Element box annotations
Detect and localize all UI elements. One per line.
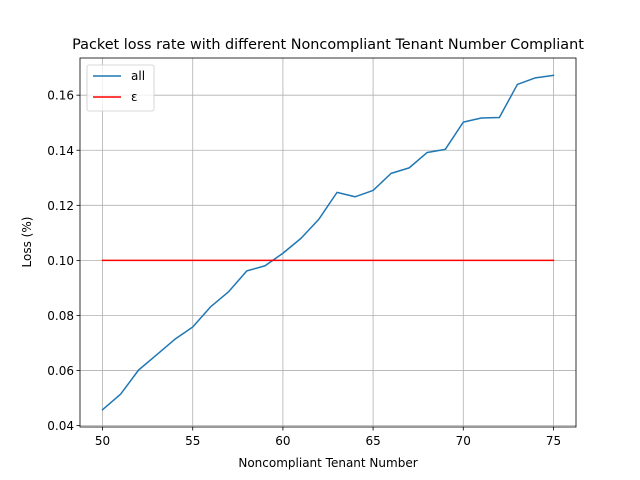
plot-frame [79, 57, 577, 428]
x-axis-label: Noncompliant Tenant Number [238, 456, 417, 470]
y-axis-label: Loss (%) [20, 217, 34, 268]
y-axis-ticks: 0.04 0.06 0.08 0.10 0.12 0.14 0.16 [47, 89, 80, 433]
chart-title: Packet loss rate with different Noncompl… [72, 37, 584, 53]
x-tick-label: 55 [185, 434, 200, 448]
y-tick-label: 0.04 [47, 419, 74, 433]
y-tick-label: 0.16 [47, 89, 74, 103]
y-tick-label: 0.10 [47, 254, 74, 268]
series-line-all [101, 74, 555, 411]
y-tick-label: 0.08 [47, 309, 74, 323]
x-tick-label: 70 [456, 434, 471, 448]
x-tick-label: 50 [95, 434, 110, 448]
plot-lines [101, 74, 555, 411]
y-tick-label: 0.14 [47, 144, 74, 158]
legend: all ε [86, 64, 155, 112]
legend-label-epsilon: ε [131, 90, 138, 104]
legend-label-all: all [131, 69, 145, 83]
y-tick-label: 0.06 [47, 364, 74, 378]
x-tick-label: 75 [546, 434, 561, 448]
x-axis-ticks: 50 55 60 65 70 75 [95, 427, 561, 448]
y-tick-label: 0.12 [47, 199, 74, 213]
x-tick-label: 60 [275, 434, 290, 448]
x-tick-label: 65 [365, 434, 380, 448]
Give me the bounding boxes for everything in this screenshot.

◆ Directions
List each line of the listing above that contains the string "plot", treating uppercase and lowercase as different.

◆ Exercise answer
plot-frame [79, 57, 577, 428]
plot-lines [101, 74, 555, 411]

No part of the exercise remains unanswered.